-- Instructions for the task --
Transcribe each record exactly. Include every one.

****************************************

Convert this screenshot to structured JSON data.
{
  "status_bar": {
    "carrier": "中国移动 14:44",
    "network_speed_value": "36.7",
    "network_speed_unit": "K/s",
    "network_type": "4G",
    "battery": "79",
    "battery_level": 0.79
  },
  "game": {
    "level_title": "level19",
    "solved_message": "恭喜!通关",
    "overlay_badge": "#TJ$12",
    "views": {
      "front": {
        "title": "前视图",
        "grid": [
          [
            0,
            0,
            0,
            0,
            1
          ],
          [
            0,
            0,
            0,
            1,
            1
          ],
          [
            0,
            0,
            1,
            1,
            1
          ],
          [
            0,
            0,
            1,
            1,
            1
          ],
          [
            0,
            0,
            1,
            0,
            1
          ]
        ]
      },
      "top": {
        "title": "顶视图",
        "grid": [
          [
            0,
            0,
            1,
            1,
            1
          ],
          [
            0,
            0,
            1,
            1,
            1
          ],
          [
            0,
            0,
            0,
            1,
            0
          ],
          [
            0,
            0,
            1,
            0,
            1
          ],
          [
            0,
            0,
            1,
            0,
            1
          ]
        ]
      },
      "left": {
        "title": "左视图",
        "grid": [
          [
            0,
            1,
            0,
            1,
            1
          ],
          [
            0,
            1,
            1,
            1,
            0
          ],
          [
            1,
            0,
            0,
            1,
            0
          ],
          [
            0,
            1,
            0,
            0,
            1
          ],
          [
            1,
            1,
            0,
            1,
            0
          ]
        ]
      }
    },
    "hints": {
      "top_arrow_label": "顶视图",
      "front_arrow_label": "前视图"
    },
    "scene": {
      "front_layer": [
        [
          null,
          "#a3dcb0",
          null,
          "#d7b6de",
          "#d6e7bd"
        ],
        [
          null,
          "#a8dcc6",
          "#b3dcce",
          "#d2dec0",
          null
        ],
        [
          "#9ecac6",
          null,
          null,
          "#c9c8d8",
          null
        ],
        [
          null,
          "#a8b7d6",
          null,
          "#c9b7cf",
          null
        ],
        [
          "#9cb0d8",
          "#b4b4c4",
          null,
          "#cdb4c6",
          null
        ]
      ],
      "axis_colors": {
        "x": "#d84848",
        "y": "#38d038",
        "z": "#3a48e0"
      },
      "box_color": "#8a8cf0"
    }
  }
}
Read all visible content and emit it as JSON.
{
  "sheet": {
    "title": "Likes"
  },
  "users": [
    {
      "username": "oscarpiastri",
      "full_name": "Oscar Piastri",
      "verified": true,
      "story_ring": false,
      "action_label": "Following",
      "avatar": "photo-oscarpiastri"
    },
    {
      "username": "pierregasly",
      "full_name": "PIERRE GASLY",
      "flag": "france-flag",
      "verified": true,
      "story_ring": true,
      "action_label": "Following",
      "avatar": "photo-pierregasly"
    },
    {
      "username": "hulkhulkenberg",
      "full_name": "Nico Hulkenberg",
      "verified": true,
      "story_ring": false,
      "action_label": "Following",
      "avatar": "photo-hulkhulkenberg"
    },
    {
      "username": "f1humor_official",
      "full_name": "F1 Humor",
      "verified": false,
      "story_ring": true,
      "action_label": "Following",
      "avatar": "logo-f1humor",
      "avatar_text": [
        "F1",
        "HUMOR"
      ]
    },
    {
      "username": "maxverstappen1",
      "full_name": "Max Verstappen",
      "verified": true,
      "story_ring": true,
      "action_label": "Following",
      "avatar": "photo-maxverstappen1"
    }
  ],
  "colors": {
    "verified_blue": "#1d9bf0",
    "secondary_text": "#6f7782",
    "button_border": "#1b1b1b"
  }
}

****************************************

-- Output below --
Convert this screenshot to structured JSON data.
{
  "status_bar": {
    "carrier": "中国移动 14:44",
    "network_speed_value": "36.7",
    "network_speed_unit": "K/s",
    "network_type": "4G",
    "battery": "79",
    "battery_level": 0.79
  },
  "game": {
    "level_title": "level19",
    "solved_message": "恭喜!通关",
    "overlay_badge": "#TJ$12",
    "views": {
      "front": {
        "title": "前视图",
        "grid": [
          [
            0,
            0,
            0,
            0,
            1
          ],
          [
            0,
            0,
            0,
            1,
            1
          ],
          [
            0,
            0,
            1,
            1,
            1
          ],
          [
            0,
            0,
            1,
            1,
            1
          ],
          [
            0,
            0,
            1,
            0,
            1
          ]
        ]
      },
      "top": {
        "title": "顶视图",
        "grid": [
          [
            0,
            0,
            1,
            1,
            1
          ],
          [
            0,
            0,
            1,
            1,
            1
          ],
          [
            0,
            0,
            0,
            1,
            0
          ],
          [
            0,
            0,
            1,
            0,
            1
          ],
          [
            0,
            0,
            1,
            0,
            1
          ]
        ]
      },
      "left": {
        "title": "左视图",
        "grid": [
          [
            0,
            1,
            0,
            1,
            1
          ],
          [
            0,
            1,
            1,
            1,
            0
          ],
          [
            1,
            0,
            0,
            1,
            0
          ],
          [
            0,
            1,
            0,
            0,
            1
          ],
          [
            1,
            1,
            0,
            1,
            0
          ]
        ]
      }
    },
    "hints": {
      "top_arrow_label": "顶视图",
      "front_arrow_label": "前视图"
    },
    "scene": {
      "front_layer": [
        [
          null,
          "#a3dcb0",
          null,
          "#d7b6de",
          "#d6e7bd"
        ],
        [
          null,
          "#a8dcc6",
          "#b3dcce",
          "#d2dec0",
          null
        ],
        [
          "#9ecac6",
          null,
          null,
          "#c9c8d8",
          null
        ],
        [
          null,
          "#a8b7d6",
          null,
          "#c9b7cf",
          null
        ],
        [
          "#9cb0d8",
          "#b4b4c4",
          null,
          "#cdb4c6",
          null
        ]
      ],
      "axis_colors": {
        "x": "#d84848",
        "y": "#38d038",
        "z": "#3a48e0"
      },
      "box_color": "#8a8cf0"
    }
  }
}
Read all visible content and emit it as JSON.
{
  "sheet": {
    "title": "Likes"
  },
  "users": [
    {
      "username": "oscarpiastri",
      "full_name": "Oscar Piastri",
      "verified": true,
      "story_ring": false,
      "action_label": "Following",
      "avatar": "photo-oscarpiastri"
    },
    {
      "username": "pierregasly",
      "full_name": "PIERRE GASLY",
      "flag": "france-flag",
      "verified": true,
      "story_ring": true,
      "action_label": "Following",
      "avatar": "photo-pierregasly"
    },
    {
      "username": "hulkhulkenberg",
      "full_name": "Nico Hulkenberg",
      "verified": true,
      "story_ring": false,
      "action_label": "Following",
      "avatar": "photo-hulkhulkenberg"
    },
    {
      "username": "f1humor_official",
      "full_name": "F1 Humor",
      "verified": false,
      "story_ring": true,
      "action_label": "Following",
      "avatar": "logo-f1humor",
      "avatar_text": [
        "F1",
        "HUMOR"
      ]
    },
    {
      "username": "maxverstappen1",
      "full_name": "Max Verstappen",
      "verified": true,
      "story_ring": true,
      "action_label": "Following",
      "avatar": "photo-maxverstappen1"
    }
  ],
  "colors": {
    "verified_blue": "#1d9bf0",
    "secondary_text": "#6f7782",
    "button_border": "#1b1b1b"
  }
}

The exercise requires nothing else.